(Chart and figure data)
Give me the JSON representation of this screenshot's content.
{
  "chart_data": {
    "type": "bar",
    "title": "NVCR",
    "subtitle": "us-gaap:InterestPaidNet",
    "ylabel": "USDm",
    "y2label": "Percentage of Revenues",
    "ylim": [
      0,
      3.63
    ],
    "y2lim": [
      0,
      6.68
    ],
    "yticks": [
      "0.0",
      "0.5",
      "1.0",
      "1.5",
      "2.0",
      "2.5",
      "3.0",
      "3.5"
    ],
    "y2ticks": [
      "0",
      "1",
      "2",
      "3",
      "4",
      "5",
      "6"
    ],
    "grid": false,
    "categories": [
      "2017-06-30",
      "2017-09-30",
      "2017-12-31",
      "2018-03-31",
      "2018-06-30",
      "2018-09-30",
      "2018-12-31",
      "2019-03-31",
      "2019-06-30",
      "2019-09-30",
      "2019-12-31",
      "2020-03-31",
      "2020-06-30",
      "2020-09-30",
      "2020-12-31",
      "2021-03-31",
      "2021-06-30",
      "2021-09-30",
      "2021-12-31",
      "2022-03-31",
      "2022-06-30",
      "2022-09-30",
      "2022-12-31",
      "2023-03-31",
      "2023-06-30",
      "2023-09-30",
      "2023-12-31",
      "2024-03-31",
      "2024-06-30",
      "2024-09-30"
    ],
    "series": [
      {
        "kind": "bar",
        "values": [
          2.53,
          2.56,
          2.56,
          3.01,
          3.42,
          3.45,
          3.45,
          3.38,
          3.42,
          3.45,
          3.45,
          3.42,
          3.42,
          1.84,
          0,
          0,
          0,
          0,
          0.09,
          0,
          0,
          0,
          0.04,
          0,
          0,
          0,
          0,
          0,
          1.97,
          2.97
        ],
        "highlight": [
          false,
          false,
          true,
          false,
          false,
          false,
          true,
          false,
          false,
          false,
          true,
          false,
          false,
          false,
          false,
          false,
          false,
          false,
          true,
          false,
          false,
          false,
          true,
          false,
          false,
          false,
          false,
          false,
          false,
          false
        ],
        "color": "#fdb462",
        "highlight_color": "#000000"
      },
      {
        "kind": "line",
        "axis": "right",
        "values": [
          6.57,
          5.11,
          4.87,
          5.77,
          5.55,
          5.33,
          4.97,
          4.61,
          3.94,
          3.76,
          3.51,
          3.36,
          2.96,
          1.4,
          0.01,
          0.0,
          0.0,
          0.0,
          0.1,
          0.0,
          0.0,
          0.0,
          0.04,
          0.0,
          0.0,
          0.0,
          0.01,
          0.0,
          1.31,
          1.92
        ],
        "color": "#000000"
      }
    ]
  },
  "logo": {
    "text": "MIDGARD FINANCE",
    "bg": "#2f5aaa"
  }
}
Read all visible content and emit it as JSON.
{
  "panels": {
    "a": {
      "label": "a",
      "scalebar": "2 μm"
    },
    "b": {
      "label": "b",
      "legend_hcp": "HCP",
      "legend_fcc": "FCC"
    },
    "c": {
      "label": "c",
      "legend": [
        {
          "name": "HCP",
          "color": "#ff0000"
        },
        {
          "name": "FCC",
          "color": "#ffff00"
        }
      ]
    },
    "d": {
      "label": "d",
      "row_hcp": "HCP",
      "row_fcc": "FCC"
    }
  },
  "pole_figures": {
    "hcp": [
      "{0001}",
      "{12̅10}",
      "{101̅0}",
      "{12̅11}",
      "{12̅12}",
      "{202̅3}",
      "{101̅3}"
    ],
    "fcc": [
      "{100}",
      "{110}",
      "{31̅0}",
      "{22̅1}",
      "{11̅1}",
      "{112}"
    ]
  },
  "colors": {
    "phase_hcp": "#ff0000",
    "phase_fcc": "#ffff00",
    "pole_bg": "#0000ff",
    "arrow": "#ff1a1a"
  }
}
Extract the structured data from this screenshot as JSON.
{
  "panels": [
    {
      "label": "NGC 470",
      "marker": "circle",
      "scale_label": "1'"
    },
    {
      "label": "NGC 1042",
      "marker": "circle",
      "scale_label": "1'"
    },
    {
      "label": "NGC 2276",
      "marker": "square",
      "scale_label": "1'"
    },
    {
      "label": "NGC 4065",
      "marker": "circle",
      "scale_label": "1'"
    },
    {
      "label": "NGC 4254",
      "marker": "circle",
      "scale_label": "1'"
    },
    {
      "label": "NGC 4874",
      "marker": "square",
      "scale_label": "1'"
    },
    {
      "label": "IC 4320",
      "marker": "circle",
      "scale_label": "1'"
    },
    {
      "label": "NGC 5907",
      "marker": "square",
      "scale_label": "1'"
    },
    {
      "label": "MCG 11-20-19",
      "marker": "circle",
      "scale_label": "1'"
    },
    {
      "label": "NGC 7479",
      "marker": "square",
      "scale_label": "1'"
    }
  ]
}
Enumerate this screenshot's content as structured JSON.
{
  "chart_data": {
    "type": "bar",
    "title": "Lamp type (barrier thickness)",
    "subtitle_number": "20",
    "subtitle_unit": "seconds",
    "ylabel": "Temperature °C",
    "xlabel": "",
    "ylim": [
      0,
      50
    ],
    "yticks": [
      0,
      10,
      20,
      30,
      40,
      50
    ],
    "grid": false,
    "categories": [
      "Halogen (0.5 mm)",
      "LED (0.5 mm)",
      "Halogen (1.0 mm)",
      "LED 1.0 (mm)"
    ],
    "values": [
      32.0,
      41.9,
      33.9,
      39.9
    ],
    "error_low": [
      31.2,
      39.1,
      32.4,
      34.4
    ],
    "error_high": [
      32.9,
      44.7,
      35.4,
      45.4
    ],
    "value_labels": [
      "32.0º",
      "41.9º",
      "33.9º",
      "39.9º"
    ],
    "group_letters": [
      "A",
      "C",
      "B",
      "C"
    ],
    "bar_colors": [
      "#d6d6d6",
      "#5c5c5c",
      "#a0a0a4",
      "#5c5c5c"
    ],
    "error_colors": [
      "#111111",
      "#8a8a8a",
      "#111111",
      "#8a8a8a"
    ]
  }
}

Task instructions
Which lines of the material contain the string "structured"? List each of them.

Expected answer
Extract the structured data from this screenshot as JSON.
Enumerate this screenshot's content as structured JSON.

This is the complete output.